• **Problem description**
Which lines hold the word "term"? Copy each of them from the material.

• **Supplied information**

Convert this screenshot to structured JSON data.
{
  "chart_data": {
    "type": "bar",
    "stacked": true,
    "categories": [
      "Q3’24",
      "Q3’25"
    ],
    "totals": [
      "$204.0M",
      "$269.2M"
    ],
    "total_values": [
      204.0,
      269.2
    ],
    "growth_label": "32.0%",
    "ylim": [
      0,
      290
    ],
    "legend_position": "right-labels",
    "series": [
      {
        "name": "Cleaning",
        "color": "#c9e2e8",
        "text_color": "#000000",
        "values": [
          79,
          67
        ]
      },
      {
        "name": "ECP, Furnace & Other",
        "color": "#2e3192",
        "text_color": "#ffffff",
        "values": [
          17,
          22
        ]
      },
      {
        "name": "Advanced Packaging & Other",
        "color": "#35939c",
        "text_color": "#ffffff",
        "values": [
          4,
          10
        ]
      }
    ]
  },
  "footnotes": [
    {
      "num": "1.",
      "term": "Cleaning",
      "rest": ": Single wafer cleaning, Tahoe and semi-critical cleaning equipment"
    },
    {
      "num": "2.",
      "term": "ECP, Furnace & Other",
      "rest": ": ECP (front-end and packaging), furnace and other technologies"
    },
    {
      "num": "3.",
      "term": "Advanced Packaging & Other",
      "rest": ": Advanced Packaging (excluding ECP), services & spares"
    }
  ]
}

...

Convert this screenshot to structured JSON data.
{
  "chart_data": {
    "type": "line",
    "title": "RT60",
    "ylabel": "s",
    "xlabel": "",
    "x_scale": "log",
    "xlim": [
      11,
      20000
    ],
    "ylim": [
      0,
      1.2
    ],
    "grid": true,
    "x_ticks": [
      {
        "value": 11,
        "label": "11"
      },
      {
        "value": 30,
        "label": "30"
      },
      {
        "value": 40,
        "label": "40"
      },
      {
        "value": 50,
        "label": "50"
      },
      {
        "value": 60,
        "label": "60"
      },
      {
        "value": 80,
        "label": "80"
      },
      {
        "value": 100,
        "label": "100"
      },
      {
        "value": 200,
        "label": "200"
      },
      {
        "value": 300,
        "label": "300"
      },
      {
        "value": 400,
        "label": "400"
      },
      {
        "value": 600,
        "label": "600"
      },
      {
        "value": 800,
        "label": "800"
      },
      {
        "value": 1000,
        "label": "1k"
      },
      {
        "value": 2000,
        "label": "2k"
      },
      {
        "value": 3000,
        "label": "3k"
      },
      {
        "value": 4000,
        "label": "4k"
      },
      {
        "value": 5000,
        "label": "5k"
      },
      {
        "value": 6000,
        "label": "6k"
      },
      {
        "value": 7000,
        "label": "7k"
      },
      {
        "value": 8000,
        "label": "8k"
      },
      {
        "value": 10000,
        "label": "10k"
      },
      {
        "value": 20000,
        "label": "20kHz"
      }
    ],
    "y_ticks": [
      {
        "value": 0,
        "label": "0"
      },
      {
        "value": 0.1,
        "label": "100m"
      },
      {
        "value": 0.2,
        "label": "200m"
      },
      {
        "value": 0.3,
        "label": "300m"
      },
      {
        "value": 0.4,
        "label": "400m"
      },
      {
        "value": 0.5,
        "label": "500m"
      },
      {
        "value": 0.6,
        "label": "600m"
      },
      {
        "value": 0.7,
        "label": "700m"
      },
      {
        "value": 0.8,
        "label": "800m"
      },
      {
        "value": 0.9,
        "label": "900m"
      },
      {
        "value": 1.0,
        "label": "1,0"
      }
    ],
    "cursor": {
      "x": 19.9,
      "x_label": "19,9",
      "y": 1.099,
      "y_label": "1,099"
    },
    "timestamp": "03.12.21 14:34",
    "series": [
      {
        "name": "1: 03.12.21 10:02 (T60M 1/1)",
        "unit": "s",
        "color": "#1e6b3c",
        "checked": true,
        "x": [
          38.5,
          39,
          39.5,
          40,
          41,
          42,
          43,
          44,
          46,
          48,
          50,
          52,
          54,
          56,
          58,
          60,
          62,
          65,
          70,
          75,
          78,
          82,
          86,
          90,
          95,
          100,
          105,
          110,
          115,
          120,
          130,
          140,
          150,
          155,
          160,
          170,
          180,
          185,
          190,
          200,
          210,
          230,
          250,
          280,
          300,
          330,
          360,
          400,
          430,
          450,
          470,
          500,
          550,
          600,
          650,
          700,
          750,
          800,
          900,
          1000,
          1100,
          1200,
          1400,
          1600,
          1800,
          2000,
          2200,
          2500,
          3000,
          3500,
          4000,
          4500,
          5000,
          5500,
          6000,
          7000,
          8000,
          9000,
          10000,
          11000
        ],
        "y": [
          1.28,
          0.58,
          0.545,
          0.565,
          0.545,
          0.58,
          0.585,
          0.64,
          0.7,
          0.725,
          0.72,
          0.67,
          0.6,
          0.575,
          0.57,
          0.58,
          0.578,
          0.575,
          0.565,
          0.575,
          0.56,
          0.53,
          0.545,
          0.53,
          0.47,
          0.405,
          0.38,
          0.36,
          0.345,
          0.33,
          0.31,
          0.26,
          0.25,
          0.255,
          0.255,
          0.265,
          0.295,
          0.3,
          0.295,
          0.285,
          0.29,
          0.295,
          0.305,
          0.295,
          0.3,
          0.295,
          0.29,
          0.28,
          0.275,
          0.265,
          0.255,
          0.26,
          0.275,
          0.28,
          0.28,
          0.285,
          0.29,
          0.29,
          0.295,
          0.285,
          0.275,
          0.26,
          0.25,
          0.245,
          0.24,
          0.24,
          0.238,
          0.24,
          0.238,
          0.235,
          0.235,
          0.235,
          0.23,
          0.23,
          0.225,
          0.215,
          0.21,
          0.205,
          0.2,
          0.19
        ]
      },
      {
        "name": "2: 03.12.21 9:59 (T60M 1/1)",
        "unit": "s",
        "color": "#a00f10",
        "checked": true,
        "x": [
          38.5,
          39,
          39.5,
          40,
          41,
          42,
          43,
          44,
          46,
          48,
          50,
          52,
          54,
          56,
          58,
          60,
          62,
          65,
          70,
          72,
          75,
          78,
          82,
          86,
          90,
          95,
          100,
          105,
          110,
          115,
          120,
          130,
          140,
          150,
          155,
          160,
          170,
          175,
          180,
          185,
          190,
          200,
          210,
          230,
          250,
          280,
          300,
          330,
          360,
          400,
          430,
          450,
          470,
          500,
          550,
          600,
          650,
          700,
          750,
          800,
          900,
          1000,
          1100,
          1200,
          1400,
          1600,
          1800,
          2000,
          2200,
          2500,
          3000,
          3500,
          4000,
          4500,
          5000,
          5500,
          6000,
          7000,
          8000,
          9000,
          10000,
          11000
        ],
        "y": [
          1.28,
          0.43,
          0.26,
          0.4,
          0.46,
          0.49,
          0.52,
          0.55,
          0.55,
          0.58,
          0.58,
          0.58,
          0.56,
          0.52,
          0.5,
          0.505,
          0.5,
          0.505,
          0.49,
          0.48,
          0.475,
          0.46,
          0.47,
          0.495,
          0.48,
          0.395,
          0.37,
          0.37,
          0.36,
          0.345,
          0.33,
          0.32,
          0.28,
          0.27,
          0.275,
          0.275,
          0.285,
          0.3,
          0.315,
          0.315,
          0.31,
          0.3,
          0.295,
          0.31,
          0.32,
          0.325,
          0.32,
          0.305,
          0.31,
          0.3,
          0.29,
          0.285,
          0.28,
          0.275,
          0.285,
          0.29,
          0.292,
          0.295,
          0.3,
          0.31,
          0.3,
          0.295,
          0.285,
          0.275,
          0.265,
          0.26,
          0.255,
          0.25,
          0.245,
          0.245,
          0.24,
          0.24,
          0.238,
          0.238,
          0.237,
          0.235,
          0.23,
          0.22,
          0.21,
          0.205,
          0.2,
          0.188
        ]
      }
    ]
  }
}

• **Answer to this exercise**
      "term": "Cleaning",
      "term": "ECP, Furnace & Other",
      "term": "Advanced Packaging & Other",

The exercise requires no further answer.